**Exercise brief**
Transcribe the listing below word for word.

[Extracted data entries]
::::

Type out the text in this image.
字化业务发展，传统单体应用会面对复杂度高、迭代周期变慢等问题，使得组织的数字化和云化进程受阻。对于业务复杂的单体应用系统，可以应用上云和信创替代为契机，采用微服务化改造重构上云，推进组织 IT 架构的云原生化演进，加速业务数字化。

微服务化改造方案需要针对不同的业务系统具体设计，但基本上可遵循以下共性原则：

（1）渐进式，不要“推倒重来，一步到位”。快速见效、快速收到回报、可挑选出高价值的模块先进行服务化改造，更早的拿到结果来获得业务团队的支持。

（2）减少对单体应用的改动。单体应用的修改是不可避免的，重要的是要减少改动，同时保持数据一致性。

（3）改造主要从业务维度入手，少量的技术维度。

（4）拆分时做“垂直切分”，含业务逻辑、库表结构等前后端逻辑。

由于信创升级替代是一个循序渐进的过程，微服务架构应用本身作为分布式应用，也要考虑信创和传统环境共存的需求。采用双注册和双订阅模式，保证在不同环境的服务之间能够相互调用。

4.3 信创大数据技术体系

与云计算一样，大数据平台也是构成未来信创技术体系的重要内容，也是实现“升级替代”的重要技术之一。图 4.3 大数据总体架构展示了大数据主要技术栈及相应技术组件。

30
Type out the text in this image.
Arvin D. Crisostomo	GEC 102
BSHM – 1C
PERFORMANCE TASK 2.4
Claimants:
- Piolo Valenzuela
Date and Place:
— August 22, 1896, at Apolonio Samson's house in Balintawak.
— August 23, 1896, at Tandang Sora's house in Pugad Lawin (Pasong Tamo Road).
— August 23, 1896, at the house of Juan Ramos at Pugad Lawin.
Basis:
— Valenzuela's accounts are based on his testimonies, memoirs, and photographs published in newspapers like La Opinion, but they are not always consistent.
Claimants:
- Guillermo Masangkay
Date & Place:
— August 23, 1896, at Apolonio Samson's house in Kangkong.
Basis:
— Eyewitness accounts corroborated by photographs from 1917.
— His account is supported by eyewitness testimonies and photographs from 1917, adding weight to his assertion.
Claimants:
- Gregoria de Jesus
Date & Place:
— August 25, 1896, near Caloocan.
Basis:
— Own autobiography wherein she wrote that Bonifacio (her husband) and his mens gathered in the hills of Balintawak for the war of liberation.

::::

**Completed exercise**
Type out the text in this image.
字化业务发展，传统单体应用会面对复杂度高、迭代周期变慢等问题，使得组织的数字化和云化进程受阻。对于业务复杂的单体应用系统，可以应用上云和信创替代为契机，采用微服务化改造重构上云，推进组织 IT 架构的云原生化演进，加速业务数字化。

微服务化改造方案需要针对不同的业务系统具体设计，但基本上可遵循以下共性原则：

（1）渐进式，不要“推倒重来，一步到位”。快速见效、快速收到回报、可挑选出高价值的模块先进行服务化改造，更早的拿到结果来获得业务团队的支持。

（2）减少对单体应用的改动。单体应用的修改是不可避免的，重要的是要减少改动，同时保持数据一致性。

（3）改造主要从业务维度入手，少量的技术维度。

（4）拆分时做“垂直切分”，含业务逻辑、库表结构等前后端逻辑。

由于信创升级替代是一个循序渐进的过程，微服务架构应用本身作为分布式应用，也要考虑信创和传统环境共存的需求。采用双注册和双订阅模式，保证在不同环境的服务之间能够相互调用。

4.3 信创大数据技术体系

与云计算一样，大数据平台也是构成未来信创技术体系的重要内容，也是实现“升级替代”的重要技术之一。图 4.3 大数据总体架构展示了大数据主要技术栈及相应技术组件。

30
Type out the text in this image.
Arvin D. Crisostomo	GEC 102
BSHM – 1C
PERFORMANCE TASK 2.4
Claimants:
- Piolo Valenzuela
Date and Place:
— August 22, 1896, at Apolonio Samson's house in Balintawak.
— August 23, 1896, at Tandang Sora's house in Pugad Lawin (Pasong Tamo Road).
— August 23, 1896, at the house of Juan Ramos at Pugad Lawin.
Basis:
— Valenzuela's accounts are based on his testimonies, memoirs, and photographs published in newspapers like La Opinion, but they are not always consistent.
Claimants:
- Guillermo Masangkay
Date & Place:
— August 23, 1896, at Apolonio Samson's house in Kangkong.
Basis:
— Eyewitness accounts corroborated by photographs from 1917.
— His account is supported by eyewitness testimonies and photographs from 1917, adding weight to his assertion.
Claimants:
- Gregoria de Jesus
Date & Place:
— August 25, 1896, near Caloocan.
Basis:
— Own autobiography wherein she wrote that Bonifacio (her husband) and his mens gathered in the hills of Balintawak for the war of liberation.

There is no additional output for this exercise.